Supplied information
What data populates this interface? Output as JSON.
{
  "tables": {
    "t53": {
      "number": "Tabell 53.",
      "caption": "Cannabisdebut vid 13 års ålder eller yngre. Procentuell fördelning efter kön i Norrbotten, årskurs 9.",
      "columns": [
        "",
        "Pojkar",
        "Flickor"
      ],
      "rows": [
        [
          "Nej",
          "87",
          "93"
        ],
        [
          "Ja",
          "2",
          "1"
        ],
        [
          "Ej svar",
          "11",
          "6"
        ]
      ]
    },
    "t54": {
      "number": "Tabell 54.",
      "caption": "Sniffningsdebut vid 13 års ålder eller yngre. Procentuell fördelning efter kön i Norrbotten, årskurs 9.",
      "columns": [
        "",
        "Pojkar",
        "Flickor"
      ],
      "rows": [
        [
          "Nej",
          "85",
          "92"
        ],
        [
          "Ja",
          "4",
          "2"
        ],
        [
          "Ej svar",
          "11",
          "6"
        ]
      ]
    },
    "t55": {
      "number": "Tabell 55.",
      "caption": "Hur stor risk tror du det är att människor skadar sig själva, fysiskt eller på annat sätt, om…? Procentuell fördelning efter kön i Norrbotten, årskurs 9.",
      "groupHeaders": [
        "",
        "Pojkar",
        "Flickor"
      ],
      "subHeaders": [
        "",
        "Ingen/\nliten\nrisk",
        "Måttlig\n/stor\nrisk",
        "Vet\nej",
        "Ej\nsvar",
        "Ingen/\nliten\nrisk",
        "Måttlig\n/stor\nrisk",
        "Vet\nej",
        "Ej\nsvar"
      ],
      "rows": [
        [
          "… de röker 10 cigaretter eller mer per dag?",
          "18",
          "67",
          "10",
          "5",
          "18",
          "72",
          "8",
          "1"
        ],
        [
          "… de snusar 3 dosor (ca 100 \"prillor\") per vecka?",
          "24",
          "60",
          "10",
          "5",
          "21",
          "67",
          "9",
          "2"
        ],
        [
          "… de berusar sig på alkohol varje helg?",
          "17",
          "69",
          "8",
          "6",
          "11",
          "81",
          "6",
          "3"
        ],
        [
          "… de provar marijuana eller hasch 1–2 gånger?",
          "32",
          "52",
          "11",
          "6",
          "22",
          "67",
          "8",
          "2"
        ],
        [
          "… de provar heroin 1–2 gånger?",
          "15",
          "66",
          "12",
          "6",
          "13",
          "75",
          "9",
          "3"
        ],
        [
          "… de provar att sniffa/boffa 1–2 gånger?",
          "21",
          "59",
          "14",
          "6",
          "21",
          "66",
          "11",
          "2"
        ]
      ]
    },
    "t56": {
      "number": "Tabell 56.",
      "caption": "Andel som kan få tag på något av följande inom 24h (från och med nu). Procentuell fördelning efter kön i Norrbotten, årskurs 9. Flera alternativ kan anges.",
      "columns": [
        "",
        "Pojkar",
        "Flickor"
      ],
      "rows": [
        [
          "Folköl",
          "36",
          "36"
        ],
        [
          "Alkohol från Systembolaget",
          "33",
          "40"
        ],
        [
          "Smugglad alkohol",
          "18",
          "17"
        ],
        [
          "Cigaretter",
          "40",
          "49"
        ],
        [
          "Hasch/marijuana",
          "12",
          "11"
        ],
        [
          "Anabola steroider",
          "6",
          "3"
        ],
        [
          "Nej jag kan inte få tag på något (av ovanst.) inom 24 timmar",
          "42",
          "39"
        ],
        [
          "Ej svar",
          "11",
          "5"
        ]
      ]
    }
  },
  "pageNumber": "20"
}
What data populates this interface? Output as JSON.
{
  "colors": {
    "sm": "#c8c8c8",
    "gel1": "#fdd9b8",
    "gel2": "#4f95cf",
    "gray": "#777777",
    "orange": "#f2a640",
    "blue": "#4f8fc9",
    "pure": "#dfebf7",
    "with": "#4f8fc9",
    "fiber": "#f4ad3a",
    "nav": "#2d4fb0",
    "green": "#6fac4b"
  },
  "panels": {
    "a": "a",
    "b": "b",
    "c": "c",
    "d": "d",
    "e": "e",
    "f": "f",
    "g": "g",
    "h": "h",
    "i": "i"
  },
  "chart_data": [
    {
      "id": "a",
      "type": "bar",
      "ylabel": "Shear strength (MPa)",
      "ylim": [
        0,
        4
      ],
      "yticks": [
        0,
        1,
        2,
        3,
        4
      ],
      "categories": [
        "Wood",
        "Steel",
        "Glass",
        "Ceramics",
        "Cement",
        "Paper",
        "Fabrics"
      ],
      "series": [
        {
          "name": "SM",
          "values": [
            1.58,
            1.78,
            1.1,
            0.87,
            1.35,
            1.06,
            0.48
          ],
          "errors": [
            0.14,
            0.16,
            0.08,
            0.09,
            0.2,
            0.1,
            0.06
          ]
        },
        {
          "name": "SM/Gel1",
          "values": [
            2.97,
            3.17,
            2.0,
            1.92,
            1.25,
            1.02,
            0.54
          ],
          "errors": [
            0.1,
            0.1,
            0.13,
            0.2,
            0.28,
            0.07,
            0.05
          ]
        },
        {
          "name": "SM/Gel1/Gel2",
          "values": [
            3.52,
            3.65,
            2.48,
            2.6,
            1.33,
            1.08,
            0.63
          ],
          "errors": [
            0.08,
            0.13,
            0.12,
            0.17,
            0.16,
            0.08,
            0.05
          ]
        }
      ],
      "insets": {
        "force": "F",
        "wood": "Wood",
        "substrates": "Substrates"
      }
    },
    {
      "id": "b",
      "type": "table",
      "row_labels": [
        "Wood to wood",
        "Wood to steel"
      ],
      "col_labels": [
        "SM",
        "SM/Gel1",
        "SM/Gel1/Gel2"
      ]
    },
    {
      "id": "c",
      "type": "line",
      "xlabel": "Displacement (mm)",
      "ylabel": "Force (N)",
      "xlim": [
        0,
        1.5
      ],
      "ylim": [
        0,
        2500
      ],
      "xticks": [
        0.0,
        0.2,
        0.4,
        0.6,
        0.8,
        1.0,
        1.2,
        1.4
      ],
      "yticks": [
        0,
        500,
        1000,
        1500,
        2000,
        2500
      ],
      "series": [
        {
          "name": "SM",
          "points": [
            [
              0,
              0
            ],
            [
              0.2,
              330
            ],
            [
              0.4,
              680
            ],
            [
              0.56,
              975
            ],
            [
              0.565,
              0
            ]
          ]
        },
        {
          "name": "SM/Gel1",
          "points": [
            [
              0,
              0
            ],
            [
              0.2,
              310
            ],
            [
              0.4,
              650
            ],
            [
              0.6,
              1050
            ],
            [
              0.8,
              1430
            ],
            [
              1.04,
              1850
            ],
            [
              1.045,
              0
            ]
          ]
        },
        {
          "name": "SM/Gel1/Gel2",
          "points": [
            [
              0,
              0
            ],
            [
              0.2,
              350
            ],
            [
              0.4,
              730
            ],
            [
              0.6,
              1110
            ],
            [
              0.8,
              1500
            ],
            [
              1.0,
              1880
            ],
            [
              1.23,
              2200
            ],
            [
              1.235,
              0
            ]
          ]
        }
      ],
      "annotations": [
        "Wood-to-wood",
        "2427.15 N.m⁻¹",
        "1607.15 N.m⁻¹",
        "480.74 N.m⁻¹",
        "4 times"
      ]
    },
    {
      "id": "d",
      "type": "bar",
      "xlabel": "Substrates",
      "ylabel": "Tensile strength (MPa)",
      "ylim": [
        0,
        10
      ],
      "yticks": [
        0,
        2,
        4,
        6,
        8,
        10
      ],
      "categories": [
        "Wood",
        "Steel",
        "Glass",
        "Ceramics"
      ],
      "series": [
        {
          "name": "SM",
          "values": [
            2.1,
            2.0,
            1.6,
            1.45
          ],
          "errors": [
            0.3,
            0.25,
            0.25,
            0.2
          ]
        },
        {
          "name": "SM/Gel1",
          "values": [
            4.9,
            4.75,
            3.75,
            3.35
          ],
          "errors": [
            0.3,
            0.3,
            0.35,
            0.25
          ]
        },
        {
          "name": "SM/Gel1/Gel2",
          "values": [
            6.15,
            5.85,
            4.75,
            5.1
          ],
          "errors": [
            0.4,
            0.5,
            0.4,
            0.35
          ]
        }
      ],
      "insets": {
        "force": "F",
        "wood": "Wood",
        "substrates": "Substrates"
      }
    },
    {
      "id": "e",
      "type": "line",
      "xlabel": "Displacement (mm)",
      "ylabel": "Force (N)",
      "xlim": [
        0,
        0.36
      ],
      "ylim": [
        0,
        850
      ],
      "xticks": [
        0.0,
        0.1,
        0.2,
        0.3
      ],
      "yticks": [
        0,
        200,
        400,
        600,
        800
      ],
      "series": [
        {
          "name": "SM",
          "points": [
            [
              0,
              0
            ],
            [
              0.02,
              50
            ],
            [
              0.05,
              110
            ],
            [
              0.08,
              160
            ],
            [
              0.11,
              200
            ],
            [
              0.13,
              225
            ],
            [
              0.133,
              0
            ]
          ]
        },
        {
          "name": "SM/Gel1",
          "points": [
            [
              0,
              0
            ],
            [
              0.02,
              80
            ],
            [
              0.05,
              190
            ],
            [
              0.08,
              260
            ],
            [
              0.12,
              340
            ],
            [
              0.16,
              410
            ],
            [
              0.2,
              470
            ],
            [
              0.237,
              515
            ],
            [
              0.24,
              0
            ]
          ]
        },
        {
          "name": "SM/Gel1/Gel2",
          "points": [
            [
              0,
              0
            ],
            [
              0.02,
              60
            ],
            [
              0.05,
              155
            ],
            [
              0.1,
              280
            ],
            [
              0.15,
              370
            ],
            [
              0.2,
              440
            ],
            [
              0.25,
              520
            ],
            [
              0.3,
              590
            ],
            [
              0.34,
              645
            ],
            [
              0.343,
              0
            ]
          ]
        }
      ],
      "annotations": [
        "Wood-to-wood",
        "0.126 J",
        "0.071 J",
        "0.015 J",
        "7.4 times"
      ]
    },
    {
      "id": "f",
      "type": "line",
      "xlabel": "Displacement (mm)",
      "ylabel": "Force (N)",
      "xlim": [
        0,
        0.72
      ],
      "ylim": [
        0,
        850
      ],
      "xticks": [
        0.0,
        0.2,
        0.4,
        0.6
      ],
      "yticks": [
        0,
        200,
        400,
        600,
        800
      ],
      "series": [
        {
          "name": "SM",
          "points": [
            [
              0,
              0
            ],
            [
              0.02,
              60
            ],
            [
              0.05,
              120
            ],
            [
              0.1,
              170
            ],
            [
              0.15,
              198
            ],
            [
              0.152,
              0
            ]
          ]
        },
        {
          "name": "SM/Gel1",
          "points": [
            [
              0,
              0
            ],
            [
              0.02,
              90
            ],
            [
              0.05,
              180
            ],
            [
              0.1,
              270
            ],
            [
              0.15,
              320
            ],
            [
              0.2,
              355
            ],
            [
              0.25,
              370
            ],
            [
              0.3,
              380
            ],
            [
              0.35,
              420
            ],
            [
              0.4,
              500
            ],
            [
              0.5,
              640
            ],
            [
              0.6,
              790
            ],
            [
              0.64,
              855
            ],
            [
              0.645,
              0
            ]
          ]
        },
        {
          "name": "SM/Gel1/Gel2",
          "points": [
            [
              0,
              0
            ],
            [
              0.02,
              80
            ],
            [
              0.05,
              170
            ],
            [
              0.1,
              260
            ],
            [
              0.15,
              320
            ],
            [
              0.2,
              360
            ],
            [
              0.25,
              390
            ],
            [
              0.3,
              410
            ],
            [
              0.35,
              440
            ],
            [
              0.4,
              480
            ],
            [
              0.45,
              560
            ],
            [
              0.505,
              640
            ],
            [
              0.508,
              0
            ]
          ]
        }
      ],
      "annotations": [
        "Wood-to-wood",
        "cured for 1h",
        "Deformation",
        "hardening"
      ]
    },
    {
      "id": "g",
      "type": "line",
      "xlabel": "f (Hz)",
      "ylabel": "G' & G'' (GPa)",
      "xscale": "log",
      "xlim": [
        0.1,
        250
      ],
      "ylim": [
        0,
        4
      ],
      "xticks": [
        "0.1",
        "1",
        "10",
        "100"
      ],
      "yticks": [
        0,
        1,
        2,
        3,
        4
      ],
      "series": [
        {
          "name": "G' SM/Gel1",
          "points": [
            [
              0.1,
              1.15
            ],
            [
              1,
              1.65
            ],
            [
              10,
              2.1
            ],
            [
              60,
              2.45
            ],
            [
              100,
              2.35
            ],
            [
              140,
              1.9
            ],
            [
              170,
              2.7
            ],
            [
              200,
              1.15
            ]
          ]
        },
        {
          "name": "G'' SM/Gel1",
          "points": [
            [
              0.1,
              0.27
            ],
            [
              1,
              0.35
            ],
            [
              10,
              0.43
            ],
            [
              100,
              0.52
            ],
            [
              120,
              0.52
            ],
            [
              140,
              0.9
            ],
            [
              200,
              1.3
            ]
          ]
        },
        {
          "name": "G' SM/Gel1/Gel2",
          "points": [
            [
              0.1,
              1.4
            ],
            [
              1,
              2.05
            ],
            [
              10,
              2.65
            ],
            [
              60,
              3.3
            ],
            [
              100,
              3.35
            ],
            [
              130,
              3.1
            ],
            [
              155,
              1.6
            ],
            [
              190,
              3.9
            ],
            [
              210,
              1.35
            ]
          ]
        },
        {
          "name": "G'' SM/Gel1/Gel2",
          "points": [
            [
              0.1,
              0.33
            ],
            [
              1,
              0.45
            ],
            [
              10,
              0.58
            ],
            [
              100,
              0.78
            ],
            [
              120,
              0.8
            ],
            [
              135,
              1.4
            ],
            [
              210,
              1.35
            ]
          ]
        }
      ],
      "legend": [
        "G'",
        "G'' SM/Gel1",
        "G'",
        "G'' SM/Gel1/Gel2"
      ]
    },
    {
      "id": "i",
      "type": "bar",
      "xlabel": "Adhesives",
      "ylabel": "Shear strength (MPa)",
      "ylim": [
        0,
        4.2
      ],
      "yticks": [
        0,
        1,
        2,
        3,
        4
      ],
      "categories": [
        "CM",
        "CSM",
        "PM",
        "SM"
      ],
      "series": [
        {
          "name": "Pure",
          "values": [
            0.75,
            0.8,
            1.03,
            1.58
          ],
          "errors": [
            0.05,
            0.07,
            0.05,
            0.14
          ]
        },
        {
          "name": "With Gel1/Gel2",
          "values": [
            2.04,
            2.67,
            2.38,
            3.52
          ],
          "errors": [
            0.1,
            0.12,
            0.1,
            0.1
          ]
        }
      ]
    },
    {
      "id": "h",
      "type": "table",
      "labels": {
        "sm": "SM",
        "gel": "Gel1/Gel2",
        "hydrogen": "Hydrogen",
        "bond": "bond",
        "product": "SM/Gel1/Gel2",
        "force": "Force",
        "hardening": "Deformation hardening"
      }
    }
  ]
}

Task objective
Read through the lines above and collect those that contain the string "efter".

Task result
      "caption": "Cannabisdebut vid 13 års ålder eller yngre. Procentuell fördelning efter kön i Norrbotten, årskurs 9.",
      "caption": "Sniffningsdebut vid 13 års ålder eller yngre. Procentuell fördelning efter kön i Norrbotten, årskurs 9.",
      "caption": "Hur stor risk tror du det är att människor skadar sig själva, fysiskt eller på annat sätt, om…? Procentuell fördelning efter kön i Norrbotten, årskurs 9.",
      "caption": "Andel som kan få tag på något av följande inom 24h (från och med nu). Procentuell fördelning efter kön i Norrbotten, årskurs 9. Flera alternativ kan anges.",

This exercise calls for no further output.